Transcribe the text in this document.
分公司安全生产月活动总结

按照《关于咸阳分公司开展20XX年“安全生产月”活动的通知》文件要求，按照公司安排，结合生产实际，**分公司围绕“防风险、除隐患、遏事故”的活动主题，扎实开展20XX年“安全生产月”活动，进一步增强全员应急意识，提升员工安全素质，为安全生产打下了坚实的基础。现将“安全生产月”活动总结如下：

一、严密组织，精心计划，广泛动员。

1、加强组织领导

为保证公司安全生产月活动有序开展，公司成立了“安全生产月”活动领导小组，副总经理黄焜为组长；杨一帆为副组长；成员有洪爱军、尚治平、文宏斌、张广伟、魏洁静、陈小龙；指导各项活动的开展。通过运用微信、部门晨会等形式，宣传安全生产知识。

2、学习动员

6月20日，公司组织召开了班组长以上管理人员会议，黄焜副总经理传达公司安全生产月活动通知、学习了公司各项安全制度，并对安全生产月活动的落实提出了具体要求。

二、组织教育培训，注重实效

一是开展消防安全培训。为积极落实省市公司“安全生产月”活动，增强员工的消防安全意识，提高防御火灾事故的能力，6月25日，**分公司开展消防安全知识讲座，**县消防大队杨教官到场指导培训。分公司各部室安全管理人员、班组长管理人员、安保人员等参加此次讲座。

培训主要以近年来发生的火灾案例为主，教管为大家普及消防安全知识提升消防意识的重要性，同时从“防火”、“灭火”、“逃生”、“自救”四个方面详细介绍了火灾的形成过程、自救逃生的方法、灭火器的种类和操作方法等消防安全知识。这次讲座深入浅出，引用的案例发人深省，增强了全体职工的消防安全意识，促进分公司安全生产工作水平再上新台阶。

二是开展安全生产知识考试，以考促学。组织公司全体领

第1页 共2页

---

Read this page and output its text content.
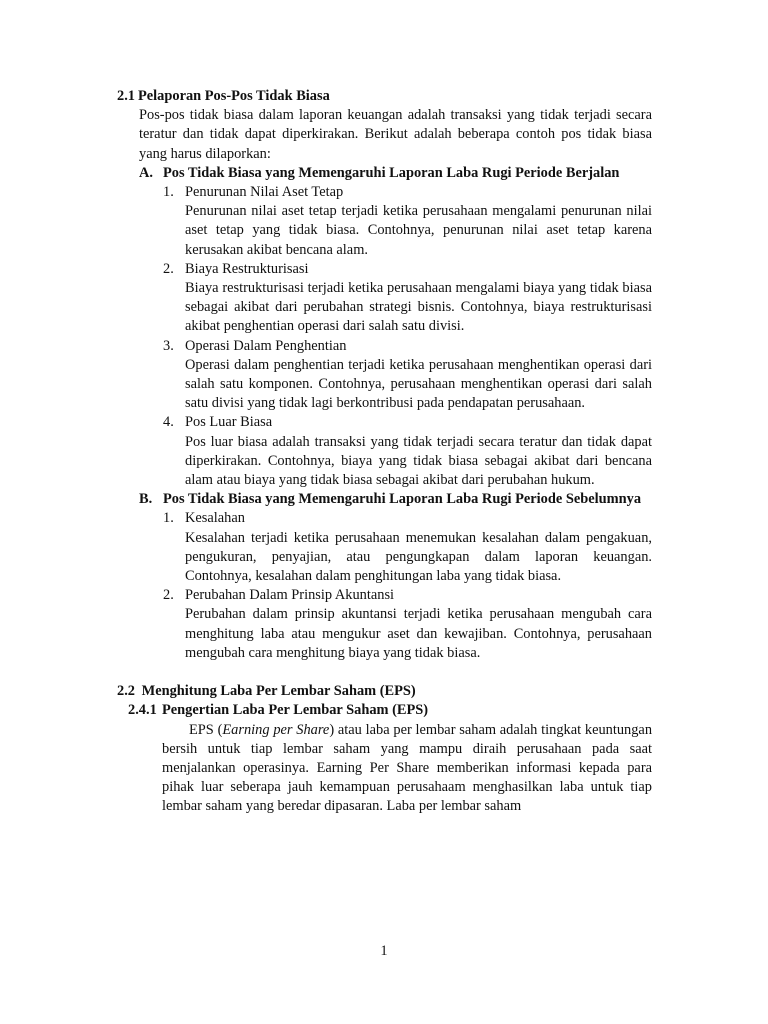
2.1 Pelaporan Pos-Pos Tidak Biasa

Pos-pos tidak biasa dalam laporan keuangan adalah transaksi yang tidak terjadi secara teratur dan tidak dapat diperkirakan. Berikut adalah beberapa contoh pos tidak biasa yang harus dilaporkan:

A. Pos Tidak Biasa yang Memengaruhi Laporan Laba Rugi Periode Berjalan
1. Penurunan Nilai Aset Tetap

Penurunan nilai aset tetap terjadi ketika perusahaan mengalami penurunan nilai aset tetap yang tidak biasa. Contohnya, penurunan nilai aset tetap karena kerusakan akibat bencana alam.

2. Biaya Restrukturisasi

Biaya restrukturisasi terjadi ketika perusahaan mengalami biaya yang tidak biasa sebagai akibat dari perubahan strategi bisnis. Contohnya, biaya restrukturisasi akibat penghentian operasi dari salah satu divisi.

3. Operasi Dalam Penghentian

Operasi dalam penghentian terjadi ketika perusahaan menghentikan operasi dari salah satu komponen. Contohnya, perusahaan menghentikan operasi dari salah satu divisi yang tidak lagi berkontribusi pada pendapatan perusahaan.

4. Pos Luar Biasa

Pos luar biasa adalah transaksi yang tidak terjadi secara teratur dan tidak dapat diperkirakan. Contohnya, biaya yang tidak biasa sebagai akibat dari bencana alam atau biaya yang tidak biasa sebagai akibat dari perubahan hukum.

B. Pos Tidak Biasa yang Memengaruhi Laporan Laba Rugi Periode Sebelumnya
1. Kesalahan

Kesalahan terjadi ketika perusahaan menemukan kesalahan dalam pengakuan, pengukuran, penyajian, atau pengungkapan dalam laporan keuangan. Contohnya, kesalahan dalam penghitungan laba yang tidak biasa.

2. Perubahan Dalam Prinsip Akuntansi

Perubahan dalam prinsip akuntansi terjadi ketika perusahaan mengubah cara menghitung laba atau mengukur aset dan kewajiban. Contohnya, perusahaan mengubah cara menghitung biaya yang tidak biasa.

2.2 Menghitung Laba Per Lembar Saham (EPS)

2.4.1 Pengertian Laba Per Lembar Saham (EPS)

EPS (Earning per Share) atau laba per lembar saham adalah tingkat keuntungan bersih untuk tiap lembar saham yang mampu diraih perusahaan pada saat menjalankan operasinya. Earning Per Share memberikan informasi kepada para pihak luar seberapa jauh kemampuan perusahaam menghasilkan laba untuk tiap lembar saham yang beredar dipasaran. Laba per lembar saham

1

...

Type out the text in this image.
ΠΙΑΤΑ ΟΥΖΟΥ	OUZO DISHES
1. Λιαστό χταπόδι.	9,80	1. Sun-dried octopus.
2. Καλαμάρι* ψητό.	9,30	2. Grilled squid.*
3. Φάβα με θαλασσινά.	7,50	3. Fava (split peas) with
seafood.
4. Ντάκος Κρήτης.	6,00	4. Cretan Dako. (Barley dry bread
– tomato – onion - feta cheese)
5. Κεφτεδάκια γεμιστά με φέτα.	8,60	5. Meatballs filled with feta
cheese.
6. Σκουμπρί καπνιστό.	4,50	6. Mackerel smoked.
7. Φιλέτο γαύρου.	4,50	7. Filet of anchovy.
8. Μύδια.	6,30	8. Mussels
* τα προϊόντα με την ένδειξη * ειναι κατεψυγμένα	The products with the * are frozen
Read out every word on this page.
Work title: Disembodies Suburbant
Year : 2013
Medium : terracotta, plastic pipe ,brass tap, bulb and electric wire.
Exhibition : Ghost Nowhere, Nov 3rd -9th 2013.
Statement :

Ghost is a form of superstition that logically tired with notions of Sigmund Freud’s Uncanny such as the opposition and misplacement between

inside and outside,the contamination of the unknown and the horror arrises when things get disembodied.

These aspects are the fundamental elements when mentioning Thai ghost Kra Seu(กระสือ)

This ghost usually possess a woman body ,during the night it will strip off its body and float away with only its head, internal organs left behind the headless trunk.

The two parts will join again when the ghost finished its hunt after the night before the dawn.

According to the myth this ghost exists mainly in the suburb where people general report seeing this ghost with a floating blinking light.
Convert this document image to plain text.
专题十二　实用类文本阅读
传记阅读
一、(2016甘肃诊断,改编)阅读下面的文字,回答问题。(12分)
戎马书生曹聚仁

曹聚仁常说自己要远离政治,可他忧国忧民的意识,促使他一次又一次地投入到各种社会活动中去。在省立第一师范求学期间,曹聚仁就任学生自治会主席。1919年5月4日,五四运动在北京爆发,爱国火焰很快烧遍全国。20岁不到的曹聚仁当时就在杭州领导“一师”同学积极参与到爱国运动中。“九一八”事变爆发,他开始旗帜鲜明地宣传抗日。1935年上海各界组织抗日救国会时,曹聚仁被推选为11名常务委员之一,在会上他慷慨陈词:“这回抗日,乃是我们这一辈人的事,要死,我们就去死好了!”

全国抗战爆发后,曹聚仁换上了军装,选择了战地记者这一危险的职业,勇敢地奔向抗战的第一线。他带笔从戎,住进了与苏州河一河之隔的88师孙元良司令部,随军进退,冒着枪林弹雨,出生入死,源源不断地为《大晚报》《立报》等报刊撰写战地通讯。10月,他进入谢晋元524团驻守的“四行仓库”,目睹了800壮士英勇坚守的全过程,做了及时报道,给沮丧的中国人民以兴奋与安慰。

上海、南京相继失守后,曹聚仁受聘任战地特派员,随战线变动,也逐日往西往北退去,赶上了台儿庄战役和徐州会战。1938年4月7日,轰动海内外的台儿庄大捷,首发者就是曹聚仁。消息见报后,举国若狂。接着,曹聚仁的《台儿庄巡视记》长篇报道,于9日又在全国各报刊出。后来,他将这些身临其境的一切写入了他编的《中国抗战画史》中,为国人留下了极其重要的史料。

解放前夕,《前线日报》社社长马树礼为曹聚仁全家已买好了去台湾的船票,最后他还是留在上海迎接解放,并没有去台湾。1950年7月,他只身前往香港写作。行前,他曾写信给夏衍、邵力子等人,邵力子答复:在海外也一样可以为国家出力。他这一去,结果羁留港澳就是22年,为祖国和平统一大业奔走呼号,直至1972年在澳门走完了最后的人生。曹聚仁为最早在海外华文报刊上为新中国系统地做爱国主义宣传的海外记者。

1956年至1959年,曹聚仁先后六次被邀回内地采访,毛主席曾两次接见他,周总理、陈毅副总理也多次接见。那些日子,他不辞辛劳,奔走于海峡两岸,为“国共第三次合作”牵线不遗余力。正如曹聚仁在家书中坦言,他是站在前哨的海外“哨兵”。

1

- [Exercise aim]:
Among the entries above, identify all lines with "teratur" and copy them.

- [Output for this task]:
Pos-pos tidak biasa dalam laporan keuangan adalah transaksi yang tidak terjadi secara teratur dan tidak dapat diperkirakan. Berikut adalah beberapa contoh pos tidak biasa yang harus dilaporkan:
Pos luar biasa adalah transaksi yang tidak terjadi secara teratur dan tidak dapat diperkirakan. Contohnya, biaya yang tidak biasa sebagai akibat dari bencana alam atau biaya yang tidak biasa sebagai akibat dari perubahan hukum.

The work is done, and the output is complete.